----- Raw records -----
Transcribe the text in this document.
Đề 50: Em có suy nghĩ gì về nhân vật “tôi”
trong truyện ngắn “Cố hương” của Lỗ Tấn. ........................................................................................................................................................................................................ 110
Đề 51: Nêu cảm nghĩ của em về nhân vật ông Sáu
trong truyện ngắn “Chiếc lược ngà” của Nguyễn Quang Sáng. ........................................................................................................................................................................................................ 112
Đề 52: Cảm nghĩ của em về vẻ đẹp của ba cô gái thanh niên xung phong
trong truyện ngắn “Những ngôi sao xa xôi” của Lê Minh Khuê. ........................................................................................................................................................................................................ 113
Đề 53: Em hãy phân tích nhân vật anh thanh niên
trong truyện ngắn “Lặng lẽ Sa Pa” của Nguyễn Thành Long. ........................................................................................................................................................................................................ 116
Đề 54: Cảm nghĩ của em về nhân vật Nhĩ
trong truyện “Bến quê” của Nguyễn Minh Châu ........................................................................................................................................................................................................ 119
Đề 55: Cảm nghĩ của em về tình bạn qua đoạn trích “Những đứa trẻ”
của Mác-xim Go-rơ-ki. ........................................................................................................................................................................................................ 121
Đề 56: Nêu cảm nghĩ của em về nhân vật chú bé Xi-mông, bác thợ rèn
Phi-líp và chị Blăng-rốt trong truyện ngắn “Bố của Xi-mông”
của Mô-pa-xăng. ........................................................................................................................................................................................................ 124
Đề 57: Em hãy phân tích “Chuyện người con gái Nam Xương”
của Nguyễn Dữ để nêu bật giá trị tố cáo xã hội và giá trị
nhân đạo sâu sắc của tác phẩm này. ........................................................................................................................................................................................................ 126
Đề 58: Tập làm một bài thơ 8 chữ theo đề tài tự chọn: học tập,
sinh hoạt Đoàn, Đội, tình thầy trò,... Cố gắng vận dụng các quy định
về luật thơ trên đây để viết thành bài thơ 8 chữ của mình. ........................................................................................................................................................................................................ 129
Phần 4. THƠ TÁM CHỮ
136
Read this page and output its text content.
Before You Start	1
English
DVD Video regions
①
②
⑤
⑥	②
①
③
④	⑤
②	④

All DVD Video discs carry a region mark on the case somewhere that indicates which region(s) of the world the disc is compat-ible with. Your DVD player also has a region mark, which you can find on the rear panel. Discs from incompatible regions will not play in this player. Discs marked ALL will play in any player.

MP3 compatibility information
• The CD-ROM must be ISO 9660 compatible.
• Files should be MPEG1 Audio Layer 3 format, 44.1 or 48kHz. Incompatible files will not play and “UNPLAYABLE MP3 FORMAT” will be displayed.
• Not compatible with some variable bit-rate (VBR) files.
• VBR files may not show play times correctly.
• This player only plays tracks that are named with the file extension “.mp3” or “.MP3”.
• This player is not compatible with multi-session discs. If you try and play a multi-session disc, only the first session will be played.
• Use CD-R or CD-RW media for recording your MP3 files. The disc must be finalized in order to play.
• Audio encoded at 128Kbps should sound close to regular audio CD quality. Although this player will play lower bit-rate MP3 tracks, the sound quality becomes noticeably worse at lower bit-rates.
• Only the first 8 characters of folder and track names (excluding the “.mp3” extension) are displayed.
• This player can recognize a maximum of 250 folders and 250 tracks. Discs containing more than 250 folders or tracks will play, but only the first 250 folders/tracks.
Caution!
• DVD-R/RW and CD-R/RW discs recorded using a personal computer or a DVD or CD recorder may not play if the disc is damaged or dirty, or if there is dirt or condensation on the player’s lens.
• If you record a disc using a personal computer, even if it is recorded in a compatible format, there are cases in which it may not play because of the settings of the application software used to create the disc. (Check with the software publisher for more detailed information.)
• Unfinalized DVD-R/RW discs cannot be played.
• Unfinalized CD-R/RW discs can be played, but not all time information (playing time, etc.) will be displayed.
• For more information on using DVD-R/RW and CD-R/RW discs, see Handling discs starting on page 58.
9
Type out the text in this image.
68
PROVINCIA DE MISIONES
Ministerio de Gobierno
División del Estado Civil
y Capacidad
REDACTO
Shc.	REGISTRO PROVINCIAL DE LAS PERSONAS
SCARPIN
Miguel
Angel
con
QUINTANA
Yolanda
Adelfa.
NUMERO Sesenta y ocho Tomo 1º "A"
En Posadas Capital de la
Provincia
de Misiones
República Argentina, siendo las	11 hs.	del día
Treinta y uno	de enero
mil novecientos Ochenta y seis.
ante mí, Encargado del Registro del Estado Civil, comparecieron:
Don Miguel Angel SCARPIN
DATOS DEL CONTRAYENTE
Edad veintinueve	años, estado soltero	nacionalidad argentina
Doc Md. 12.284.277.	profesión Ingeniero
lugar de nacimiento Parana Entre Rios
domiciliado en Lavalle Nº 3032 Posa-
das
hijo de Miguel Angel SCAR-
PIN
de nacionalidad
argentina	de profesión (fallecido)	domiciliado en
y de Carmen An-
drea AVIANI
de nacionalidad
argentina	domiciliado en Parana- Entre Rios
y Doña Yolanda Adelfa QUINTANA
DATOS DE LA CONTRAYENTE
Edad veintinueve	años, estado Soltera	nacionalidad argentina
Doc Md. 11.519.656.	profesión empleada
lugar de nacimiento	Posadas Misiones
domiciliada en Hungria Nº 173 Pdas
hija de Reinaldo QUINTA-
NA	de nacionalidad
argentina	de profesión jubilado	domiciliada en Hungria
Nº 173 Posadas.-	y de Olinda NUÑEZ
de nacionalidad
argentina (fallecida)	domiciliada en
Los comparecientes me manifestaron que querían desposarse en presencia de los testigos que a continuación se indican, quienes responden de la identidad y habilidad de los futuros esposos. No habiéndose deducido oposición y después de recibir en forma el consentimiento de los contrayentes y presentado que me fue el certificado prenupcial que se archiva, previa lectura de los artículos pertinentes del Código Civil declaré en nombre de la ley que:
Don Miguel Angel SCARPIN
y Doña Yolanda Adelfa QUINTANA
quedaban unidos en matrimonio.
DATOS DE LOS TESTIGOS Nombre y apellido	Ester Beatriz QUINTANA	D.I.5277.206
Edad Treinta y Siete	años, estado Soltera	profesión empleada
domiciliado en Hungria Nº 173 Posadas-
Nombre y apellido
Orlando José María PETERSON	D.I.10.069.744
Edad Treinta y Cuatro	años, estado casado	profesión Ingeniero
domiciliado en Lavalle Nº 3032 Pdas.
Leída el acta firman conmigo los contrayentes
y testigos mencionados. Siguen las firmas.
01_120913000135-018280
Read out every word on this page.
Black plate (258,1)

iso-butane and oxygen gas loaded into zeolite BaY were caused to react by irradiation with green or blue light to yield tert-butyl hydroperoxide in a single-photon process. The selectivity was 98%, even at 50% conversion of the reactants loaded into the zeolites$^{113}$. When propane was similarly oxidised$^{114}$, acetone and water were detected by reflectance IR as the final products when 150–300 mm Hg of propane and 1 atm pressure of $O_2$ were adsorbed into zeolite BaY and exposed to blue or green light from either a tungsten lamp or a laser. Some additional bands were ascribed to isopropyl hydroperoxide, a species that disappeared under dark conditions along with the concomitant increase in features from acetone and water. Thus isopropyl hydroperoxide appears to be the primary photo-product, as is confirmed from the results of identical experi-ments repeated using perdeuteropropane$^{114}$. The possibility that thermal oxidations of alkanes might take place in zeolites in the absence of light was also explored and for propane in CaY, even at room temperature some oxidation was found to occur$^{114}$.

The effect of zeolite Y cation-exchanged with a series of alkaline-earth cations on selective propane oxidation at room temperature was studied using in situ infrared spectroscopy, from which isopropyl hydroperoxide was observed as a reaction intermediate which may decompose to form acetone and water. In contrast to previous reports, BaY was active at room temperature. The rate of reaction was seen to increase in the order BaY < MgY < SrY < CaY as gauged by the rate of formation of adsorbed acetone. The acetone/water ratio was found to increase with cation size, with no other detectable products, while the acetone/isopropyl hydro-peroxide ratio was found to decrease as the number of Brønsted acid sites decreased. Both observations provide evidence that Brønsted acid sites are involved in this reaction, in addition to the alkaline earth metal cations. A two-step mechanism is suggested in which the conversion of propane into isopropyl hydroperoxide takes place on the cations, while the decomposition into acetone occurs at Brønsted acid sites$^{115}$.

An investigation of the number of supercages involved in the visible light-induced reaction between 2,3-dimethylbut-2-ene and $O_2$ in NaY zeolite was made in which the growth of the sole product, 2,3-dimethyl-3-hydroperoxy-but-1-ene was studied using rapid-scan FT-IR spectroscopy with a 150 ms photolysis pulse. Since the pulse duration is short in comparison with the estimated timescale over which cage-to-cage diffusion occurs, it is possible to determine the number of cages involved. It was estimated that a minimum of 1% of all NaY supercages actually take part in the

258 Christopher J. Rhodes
-----
#### Aim of the task
Locate the word "should" in the records and collect each line it appears in.

#### The response
• Files should be MPEG1 Audio Layer 3 format, 44.1 or 48kHz. Incompatible files will not play and “UNPLAYABLE MP3 FORMAT” will be displayed.
• Audio encoded at 128Kbps should sound close to regular audio CD quality. Although this player will play lower bit-rate MP3 tracks, the sound quality becomes noticeably worse at lower bit-rates.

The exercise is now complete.